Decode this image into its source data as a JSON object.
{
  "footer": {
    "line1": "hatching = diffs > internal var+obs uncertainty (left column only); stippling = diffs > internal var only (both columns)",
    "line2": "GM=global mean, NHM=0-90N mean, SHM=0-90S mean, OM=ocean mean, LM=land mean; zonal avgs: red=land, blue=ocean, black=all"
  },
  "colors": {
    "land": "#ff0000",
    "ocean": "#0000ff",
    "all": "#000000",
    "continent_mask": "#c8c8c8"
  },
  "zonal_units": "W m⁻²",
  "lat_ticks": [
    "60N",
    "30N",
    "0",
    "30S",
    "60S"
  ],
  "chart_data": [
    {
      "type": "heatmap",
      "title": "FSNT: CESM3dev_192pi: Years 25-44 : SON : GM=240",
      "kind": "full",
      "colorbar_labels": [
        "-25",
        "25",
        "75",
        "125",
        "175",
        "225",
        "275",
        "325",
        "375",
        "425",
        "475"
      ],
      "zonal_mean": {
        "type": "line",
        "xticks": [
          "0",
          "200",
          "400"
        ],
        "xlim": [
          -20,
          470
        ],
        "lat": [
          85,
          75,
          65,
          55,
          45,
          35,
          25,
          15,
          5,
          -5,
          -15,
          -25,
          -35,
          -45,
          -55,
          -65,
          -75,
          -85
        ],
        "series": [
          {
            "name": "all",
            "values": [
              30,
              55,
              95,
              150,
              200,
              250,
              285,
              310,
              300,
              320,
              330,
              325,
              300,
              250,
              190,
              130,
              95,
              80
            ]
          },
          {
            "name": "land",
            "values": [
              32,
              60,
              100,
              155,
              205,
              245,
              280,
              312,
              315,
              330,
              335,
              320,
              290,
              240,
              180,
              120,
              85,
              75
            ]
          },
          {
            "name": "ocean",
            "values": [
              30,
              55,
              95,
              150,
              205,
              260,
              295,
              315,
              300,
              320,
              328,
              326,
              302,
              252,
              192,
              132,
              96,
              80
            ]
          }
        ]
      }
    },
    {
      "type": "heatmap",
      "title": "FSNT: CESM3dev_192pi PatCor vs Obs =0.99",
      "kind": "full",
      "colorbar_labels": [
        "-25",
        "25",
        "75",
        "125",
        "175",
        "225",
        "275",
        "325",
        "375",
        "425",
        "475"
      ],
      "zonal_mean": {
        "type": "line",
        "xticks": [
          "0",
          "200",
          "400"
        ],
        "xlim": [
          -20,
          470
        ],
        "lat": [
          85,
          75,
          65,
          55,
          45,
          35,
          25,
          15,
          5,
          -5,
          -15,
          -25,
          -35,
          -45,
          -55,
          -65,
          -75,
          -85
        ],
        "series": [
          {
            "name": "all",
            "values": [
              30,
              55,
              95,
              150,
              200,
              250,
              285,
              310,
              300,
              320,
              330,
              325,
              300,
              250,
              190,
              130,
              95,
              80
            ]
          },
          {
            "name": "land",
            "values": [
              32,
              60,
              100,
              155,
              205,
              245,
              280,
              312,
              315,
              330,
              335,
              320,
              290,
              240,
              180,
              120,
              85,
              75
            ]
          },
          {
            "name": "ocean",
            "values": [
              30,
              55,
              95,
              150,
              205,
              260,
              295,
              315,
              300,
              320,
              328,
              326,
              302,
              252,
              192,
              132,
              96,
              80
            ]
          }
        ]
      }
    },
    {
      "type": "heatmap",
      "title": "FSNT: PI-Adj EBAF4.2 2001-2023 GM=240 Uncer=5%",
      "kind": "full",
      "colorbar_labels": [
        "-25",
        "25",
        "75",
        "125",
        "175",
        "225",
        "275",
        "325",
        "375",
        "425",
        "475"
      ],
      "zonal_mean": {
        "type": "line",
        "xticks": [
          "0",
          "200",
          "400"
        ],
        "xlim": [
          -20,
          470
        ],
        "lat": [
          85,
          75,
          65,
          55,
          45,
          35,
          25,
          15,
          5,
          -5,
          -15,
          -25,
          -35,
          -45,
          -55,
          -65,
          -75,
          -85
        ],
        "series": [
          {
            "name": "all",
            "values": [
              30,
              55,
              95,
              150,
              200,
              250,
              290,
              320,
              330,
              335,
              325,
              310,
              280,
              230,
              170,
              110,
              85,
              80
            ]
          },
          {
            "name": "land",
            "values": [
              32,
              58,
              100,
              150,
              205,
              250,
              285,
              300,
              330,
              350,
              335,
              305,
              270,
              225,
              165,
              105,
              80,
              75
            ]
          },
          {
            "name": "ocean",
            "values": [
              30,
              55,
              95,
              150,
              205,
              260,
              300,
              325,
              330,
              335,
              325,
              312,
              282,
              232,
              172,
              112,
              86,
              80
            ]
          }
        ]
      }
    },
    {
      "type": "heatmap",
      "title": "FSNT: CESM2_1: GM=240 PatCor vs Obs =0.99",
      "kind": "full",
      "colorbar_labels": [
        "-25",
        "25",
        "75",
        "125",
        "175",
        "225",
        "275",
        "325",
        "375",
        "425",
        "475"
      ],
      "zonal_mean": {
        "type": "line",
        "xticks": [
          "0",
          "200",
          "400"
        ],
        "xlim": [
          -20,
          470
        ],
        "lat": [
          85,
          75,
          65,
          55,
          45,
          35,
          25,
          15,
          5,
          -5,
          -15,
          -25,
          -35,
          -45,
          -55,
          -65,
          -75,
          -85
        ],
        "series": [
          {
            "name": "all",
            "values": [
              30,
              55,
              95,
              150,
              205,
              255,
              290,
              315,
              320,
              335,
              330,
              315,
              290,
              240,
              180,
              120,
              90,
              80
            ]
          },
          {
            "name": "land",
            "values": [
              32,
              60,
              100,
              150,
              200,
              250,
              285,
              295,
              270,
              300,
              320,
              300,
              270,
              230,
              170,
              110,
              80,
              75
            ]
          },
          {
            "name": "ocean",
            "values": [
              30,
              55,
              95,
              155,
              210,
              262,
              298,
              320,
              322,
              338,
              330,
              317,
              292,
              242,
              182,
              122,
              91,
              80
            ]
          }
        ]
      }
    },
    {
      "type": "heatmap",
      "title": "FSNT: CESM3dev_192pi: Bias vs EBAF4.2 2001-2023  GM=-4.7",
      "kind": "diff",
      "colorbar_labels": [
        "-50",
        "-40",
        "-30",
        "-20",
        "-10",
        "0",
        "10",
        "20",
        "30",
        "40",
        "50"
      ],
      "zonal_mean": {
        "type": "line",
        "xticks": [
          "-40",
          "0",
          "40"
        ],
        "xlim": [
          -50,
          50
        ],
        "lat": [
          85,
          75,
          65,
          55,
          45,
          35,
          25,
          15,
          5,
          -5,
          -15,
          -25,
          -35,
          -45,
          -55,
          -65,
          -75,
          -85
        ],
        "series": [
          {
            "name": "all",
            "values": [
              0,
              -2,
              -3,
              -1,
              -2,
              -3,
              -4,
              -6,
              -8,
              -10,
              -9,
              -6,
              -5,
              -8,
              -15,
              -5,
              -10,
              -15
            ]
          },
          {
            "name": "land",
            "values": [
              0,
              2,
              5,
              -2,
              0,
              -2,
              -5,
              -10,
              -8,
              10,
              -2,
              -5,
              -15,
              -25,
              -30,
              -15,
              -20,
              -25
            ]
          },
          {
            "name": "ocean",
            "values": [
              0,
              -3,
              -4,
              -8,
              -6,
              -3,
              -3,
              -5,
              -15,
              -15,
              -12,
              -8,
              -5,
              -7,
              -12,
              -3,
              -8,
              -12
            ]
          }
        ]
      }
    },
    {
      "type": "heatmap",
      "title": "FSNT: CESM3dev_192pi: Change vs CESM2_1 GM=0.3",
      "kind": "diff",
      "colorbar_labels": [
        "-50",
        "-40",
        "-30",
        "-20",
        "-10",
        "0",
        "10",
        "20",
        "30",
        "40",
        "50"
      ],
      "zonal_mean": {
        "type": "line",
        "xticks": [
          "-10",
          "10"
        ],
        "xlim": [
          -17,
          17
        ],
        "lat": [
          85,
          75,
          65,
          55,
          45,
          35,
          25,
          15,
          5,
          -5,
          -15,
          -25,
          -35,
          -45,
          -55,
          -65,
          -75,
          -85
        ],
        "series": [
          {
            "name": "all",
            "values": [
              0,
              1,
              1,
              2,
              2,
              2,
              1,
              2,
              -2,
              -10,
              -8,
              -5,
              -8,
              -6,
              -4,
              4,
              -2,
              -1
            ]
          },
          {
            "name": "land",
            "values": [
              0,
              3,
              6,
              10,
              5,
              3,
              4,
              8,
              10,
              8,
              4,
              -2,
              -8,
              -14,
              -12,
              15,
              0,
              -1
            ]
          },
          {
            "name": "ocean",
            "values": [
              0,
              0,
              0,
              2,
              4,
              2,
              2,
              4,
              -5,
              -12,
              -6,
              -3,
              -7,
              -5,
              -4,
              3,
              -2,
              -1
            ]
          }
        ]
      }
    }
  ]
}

■ Work to complete: Find the lines that include the string "PatCor", then copy each of them.

■ Solved problem:
      "title": "FSNT: CESM3dev_192pi PatCor vs Obs =0.99",
      "title": "FSNT: CESM2_1: GM=240 PatCor vs Obs =0.99",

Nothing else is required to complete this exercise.